- [Raw records]
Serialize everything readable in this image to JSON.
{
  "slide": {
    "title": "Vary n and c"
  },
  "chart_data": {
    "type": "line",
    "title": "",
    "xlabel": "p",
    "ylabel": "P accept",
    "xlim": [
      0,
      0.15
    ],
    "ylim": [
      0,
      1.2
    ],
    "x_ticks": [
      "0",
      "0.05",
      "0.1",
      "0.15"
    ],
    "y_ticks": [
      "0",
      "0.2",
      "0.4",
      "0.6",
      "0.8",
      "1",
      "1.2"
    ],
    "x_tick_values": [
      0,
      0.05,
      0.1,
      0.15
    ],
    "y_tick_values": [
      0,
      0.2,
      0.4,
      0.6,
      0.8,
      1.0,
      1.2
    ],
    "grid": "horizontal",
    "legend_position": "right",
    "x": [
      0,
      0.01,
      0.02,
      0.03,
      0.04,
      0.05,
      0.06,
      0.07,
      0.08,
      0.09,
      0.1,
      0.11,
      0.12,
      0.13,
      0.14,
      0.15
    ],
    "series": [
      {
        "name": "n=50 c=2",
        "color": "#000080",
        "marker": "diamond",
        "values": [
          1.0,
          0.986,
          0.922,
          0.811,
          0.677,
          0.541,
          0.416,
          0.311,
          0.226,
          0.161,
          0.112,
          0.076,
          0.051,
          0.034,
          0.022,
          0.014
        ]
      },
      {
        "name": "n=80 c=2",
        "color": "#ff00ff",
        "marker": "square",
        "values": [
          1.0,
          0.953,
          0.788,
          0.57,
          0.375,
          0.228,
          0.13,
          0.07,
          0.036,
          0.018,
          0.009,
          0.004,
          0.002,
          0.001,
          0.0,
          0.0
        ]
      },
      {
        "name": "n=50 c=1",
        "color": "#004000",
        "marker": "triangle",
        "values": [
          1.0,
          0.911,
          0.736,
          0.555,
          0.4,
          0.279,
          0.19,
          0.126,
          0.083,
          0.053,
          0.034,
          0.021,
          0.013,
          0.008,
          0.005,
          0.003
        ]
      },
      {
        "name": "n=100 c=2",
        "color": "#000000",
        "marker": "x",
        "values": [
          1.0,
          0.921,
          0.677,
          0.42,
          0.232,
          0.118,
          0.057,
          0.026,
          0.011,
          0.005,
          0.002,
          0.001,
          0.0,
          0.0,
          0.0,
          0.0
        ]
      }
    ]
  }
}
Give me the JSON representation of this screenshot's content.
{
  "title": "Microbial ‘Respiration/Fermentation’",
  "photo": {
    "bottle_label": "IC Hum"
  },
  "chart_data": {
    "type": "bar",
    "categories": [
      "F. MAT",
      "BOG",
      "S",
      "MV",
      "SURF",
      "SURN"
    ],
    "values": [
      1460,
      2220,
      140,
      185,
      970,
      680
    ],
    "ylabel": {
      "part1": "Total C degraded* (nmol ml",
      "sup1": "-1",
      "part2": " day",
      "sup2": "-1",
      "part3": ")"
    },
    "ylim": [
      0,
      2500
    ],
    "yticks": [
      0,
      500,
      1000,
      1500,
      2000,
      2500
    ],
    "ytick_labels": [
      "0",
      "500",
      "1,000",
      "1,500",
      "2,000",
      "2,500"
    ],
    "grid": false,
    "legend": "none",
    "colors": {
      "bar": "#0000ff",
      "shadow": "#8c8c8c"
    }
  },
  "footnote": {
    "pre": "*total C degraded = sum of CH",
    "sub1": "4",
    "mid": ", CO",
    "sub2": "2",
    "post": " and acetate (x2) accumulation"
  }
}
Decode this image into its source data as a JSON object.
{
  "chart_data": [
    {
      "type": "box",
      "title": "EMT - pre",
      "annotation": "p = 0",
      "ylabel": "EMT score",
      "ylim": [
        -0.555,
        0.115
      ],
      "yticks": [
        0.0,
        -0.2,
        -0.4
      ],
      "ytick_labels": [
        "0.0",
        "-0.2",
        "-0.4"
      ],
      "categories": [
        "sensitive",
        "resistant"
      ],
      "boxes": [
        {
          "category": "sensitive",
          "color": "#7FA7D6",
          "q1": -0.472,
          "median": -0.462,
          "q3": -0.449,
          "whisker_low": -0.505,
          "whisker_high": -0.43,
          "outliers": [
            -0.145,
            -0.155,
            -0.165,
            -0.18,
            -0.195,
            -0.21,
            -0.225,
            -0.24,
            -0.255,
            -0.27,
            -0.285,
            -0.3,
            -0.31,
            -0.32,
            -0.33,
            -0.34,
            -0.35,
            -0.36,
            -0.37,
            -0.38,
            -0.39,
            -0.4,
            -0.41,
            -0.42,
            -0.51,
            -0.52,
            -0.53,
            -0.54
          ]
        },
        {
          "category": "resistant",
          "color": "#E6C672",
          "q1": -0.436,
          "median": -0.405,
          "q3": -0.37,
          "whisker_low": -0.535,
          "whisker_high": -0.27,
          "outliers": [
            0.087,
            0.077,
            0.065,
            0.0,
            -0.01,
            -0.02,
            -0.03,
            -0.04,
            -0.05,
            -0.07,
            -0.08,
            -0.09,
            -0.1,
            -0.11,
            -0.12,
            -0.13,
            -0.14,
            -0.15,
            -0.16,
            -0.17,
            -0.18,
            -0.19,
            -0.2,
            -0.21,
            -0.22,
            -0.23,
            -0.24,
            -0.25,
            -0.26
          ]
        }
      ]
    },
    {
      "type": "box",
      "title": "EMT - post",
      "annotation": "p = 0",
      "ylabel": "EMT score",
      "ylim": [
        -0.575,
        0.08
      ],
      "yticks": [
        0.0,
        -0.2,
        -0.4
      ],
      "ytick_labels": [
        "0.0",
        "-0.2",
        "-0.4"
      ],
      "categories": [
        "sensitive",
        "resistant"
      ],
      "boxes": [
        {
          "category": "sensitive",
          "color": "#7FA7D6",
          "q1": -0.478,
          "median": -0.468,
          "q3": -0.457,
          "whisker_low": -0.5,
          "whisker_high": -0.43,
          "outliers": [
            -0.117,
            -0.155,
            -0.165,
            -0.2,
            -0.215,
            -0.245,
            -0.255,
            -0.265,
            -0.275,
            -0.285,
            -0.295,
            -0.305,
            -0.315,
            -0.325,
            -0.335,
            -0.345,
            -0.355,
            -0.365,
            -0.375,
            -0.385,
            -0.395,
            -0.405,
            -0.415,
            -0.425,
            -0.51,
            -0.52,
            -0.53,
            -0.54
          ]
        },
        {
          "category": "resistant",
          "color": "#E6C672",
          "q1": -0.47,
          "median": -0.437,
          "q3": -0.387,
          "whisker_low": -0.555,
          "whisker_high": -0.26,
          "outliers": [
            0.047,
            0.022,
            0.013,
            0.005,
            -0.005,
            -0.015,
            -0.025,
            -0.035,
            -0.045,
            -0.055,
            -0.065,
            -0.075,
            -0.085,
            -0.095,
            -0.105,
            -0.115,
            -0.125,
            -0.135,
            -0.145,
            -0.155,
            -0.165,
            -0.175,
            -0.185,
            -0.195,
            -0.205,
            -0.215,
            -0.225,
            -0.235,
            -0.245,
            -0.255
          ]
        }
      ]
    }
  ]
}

- [Objective]
Repeat the lines above exactly.

- [Exercise solution]
Serialize everything readable in this image to JSON.
{
  "slide": {
    "title": "Vary n and c"
  },
  "chart_data": {
    "type": "line",
    "title": "",
    "xlabel": "p",
    "ylabel": "P accept",
    "xlim": [
      0,
      0.15
    ],
    "ylim": [
      0,
      1.2
    ],
    "x_ticks": [
      "0",
      "0.05",
      "0.1",
      "0.15"
    ],
    "y_ticks": [
      "0",
      "0.2",
      "0.4",
      "0.6",
      "0.8",
      "1",
      "1.2"
    ],
    "x_tick_values": [
      0,
      0.05,
      0.1,
      0.15
    ],
    "y_tick_values": [
      0,
      0.2,
      0.4,
      0.6,
      0.8,
      1.0,
      1.2
    ],
    "grid": "horizontal",
    "legend_position": "right",
    "x": [
      0,
      0.01,
      0.02,
      0.03,
      0.04,
      0.05,
      0.06,
      0.07,
      0.08,
      0.09,
      0.1,
      0.11,
      0.12,
      0.13,
      0.14,
      0.15
    ],
    "series": [
      {
        "name": "n=50 c=2",
        "color": "#000080",
        "marker": "diamond",
        "values": [
          1.0,
          0.986,
          0.922,
          0.811,
          0.677,
          0.541,
          0.416,
          0.311,
          0.226,
          0.161,
          0.112,
          0.076,
          0.051,
          0.034,
          0.022,
          0.014
        ]
      },
      {
        "name": "n=80 c=2",
        "color": "#ff00ff",
        "marker": "square",
        "values": [
          1.0,
          0.953,
          0.788,
          0.57,
          0.375,
          0.228,
          0.13,
          0.07,
          0.036,
          0.018,
          0.009,
          0.004,
          0.002,
          0.001,
          0.0,
          0.0
        ]
      },
      {
        "name": "n=50 c=1",
        "color": "#004000",
        "marker": "triangle",
        "values": [
          1.0,
          0.911,
          0.736,
          0.555,
          0.4,
          0.279,
          0.19,
          0.126,
          0.083,
          0.053,
          0.034,
          0.021,
          0.013,
          0.008,
          0.005,
          0.003
        ]
      },
      {
        "name": "n=100 c=2",
        "color": "#000000",
        "marker": "x",
        "values": [
          1.0,
          0.921,
          0.677,
          0.42,
          0.232,
          0.118,
          0.057,
          0.026,
          0.011,
          0.005,
          0.002,
          0.001,
          0.0,
          0.0,
          0.0,
          0.0
        ]
      }
    ]
  }
}
Give me the JSON representation of this screenshot's content.
{
  "title": "Microbial ‘Respiration/Fermentation’",
  "photo": {
    "bottle_label": "IC Hum"
  },
  "chart_data": {
    "type": "bar",
    "categories": [
      "F. MAT",
      "BOG",
      "S",
      "MV",
      "SURF",
      "SURN"
    ],
    "values": [
      1460,
      2220,
      140,
      185,
      970,
      680
    ],
    "ylabel": {
      "part1": "Total C degraded* (nmol ml",
      "sup1": "-1",
      "part2": " day",
      "sup2": "-1",
      "part3": ")"
    },
    "ylim": [
      0,
      2500
    ],
    "yticks": [
      0,
      500,
      1000,
      1500,
      2000,
      2500
    ],
    "ytick_labels": [
      "0",
      "500",
      "1,000",
      "1,500",
      "2,000",
      "2,500"
    ],
    "grid": false,
    "legend": "none",
    "colors": {
      "bar": "#0000ff",
      "shadow": "#8c8c8c"
    }
  },
  "footnote": {
    "pre": "*total C degraded = sum of CH",
    "sub1": "4",
    "mid": ", CO",
    "sub2": "2",
    "post": " and acetate (x2) accumulation"
  }
}
Decode this image into its source data as a JSON object.
{
  "chart_data": [
    {
      "type": "box",
      "title": "EMT - pre",
      "annotation": "p = 0",
      "ylabel": "EMT score",
      "ylim": [
        -0.555,
        0.115
      ],
      "yticks": [
        0.0,
        -0.2,
        -0.4
      ],
      "ytick_labels": [
        "0.0",
        "-0.2",
        "-0.4"
      ],
      "categories": [
        "sensitive",
        "resistant"
      ],
      "boxes": [
        {
          "category": "sensitive",
          "color": "#7FA7D6",
          "q1": -0.472,
          "median": -0.462,
          "q3": -0.449,
          "whisker_low": -0.505,
          "whisker_high": -0.43,
          "outliers": [
            -0.145,
            -0.155,
            -0.165,
            -0.18,
            -0.195,
            -0.21,
            -0.225,
            -0.24,
            -0.255,
            -0.27,
            -0.285,
            -0.3,
            -0.31,
            -0.32,
            -0.33,
            -0.34,
            -0.35,
            -0.36,
            -0.37,
            -0.38,
            -0.39,
            -0.4,
            -0.41,
            -0.42,
            -0.51,
            -0.52,
            -0.53,
            -0.54
          ]
        },
        {
          "category": "resistant",
          "color": "#E6C672",
          "q1": -0.436,
          "median": -0.405,
          "q3": -0.37,
          "whisker_low": -0.535,
          "whisker_high": -0.27,
          "outliers": [
            0.087,
            0.077,
            0.065,
            0.0,
            -0.01,
            -0.02,
            -0.03,
            -0.04,
            -0.05,
            -0.07,
            -0.08,
            -0.09,
            -0.1,
            -0.11,
            -0.12,
            -0.13,
            -0.14,
            -0.15,
            -0.16,
            -0.17,
            -0.18,
            -0.19,
            -0.2,
            -0.21,
            -0.22,
            -0.23,
            -0.24,
            -0.25,
            -0.26
          ]
        }
      ]
    },
    {
      "type": "box",
      "title": "EMT - post",
      "annotation": "p = 0",
      "ylabel": "EMT score",
      "ylim": [
        -0.575,
        0.08
      ],
      "yticks": [
        0.0,
        -0.2,
        -0.4
      ],
      "ytick_labels": [
        "0.0",
        "-0.2",
        "-0.4"
      ],
      "categories": [
        "sensitive",
        "resistant"
      ],
      "boxes": [
        {
          "category": "sensitive",
          "color": "#7FA7D6",
          "q1": -0.478,
          "median": -0.468,
          "q3": -0.457,
          "whisker_low": -0.5,
          "whisker_high": -0.43,
          "outliers": [
            -0.117,
            -0.155,
            -0.165,
            -0.2,
            -0.215,
            -0.245,
            -0.255,
            -0.265,
            -0.275,
            -0.285,
            -0.295,
            -0.305,
            -0.315,
            -0.325,
            -0.335,
            -0.345,
            -0.355,
            -0.365,
            -0.375,
            -0.385,
            -0.395,
            -0.405,
            -0.415,
            -0.425,
            -0.51,
            -0.52,
            -0.53,
            -0.54
          ]
        },
        {
          "category": "resistant",
          "color": "#E6C672",
          "q1": -0.47,
          "median": -0.437,
          "q3": -0.387,
          "whisker_low": -0.555,
          "whisker_high": -0.26,
          "outliers": [
            0.047,
            0.022,
            0.013,
            0.005,
            -0.005,
            -0.015,
            -0.025,
            -0.035,
            -0.045,
            -0.055,
            -0.065,
            -0.075,
            -0.085,
            -0.095,
            -0.105,
            -0.115,
            -0.125,
            -0.135,
            -0.145,
            -0.155,
            -0.165,
            -0.175,
            -0.185,
            -0.195,
            -0.205,
            -0.215,
            -0.225,
            -0.235,
            -0.245,
            -0.255
          ]
        }
      ]
    }
  ]
}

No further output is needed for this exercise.